Start

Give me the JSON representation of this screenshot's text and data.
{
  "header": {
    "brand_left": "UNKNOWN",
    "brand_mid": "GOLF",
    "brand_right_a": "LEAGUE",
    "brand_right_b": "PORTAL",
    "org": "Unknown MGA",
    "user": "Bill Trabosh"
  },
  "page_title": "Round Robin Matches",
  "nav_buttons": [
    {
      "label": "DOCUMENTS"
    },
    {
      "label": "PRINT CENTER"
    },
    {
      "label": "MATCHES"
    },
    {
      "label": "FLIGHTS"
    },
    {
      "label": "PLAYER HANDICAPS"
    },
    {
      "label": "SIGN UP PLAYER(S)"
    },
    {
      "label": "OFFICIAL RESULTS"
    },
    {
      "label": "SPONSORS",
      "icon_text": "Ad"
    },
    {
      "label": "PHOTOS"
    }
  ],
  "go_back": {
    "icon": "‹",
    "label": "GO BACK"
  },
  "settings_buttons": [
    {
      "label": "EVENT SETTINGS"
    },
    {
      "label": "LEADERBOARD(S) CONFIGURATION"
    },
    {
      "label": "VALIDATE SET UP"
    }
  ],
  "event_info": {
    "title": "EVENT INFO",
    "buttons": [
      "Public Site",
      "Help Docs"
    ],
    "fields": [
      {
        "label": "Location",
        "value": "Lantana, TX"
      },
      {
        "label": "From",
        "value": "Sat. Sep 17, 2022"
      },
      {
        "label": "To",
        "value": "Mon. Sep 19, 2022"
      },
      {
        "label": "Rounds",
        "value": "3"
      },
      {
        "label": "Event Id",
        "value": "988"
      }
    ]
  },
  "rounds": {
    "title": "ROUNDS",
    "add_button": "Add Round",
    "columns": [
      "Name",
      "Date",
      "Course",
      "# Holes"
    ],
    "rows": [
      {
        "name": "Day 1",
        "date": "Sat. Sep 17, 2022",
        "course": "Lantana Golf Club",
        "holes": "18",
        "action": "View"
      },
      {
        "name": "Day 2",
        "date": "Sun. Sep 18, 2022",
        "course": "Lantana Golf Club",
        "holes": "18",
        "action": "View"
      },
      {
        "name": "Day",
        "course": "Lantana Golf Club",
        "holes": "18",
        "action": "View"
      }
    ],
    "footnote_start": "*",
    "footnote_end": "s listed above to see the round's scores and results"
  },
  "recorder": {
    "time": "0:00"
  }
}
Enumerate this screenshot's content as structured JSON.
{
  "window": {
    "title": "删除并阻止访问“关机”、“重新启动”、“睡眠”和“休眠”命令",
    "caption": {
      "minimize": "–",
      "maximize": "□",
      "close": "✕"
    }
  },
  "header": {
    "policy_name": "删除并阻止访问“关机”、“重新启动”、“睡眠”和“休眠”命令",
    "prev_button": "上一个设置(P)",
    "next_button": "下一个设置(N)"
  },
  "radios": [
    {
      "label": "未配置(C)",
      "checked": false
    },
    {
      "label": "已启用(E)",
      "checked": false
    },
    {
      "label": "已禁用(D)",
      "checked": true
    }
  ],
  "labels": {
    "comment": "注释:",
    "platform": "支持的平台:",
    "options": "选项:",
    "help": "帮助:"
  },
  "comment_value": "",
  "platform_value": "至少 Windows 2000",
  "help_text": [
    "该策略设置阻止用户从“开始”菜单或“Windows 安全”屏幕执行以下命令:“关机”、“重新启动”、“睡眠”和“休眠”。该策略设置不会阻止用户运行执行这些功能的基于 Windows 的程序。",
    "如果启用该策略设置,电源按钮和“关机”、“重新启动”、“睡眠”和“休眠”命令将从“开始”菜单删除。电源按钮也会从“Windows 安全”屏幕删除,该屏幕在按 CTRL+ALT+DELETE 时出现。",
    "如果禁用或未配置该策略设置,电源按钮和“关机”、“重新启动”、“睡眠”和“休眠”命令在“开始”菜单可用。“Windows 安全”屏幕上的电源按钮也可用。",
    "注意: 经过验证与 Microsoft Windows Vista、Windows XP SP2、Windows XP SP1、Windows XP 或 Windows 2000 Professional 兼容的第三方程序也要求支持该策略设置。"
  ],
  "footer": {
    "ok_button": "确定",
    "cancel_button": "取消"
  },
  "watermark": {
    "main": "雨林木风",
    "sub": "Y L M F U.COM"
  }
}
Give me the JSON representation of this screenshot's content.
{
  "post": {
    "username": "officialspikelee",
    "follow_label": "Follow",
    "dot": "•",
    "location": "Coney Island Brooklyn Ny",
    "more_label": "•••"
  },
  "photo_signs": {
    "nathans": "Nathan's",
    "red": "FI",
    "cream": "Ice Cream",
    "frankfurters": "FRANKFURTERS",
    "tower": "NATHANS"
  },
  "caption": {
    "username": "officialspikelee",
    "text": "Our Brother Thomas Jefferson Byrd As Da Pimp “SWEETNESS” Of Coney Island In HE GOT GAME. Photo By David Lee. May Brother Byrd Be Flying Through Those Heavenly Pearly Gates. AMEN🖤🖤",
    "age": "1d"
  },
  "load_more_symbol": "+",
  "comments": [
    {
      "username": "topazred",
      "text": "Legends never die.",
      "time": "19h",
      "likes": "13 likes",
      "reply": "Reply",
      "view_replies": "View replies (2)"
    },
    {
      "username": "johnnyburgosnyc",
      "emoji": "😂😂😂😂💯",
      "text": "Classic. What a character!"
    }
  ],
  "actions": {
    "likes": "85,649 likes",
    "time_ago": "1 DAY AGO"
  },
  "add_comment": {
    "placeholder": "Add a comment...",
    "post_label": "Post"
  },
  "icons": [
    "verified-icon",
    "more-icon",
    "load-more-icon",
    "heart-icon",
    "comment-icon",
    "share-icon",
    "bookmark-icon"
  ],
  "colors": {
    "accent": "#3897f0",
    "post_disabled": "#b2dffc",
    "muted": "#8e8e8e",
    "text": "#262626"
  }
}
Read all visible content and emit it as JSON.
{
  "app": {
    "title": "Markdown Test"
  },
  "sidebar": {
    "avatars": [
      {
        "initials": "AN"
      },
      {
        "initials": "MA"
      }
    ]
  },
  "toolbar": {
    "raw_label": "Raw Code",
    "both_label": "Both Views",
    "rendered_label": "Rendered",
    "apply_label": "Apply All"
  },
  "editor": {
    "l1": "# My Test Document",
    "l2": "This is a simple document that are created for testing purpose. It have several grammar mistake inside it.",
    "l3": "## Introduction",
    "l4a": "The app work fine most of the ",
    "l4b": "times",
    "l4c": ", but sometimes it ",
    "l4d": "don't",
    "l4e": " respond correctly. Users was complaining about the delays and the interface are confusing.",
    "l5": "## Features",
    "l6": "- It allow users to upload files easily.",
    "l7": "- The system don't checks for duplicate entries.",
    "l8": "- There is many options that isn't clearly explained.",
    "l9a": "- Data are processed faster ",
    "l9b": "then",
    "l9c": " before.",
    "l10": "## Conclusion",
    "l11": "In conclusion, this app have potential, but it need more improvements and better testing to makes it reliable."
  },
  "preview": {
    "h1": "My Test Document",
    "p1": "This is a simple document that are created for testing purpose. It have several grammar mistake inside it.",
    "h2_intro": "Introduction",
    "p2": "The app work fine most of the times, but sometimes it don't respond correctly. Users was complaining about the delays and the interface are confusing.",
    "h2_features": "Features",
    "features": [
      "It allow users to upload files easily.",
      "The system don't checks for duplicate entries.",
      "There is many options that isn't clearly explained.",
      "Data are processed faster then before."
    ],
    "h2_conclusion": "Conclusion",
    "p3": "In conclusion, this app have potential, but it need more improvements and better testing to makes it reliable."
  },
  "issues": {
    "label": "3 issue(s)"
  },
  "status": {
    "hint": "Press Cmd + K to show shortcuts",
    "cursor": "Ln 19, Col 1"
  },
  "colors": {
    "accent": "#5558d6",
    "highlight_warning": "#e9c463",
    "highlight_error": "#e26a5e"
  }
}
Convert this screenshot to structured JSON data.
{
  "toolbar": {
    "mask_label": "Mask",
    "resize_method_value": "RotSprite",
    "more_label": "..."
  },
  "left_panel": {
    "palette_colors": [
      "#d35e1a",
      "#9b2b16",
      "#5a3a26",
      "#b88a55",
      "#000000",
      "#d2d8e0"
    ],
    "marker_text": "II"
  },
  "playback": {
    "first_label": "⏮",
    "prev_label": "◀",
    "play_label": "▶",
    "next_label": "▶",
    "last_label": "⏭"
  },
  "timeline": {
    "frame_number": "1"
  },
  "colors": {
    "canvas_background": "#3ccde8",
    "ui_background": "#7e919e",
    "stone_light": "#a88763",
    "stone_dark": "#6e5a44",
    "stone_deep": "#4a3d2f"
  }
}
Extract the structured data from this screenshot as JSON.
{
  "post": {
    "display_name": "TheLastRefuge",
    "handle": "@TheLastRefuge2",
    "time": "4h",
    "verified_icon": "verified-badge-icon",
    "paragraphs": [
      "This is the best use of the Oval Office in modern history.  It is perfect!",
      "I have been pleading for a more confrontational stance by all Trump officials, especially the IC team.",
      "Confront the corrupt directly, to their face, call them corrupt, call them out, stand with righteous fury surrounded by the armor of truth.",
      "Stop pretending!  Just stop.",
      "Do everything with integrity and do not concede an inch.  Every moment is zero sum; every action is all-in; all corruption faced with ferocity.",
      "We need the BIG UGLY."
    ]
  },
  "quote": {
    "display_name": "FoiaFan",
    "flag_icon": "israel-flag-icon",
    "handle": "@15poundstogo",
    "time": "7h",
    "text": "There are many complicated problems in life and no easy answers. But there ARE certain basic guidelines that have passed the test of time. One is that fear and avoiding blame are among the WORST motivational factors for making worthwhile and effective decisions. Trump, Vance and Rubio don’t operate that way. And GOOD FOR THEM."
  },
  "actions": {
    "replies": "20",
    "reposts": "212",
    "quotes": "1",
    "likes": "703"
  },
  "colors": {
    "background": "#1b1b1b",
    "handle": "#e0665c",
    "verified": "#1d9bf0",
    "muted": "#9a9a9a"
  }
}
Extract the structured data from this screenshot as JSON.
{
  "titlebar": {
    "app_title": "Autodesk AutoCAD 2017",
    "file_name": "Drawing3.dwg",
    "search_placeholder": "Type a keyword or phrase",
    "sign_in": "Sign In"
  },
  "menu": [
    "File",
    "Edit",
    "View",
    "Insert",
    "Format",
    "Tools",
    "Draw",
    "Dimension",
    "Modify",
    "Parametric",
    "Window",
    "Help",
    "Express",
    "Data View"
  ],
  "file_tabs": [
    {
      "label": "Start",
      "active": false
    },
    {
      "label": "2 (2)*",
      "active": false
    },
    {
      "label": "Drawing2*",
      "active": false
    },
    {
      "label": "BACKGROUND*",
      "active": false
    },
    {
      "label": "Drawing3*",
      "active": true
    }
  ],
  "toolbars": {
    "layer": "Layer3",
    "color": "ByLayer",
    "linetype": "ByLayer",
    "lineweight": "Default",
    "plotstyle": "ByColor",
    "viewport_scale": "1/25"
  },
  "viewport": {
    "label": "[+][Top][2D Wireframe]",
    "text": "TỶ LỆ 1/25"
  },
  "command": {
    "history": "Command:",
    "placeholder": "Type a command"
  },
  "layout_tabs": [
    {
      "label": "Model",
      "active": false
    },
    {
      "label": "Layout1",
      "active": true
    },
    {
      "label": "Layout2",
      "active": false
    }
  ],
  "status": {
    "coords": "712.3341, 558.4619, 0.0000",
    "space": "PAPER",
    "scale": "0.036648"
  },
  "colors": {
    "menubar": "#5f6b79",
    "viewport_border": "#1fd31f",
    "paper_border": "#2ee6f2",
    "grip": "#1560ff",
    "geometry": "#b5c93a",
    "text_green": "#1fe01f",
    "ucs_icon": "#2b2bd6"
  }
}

End

» WORK TO COMPLETE:
Copy each line containing the word "screenshot" from the data.

» TASK OUTPUT:
Give me the JSON representation of this screenshot's text and data.
Enumerate this screenshot's content as structured JSON.
Give me the JSON representation of this screenshot's content.
Convert this screenshot to structured JSON data.
Extract the structured data from this screenshot as JSON.
Extract the structured data from this screenshot as JSON.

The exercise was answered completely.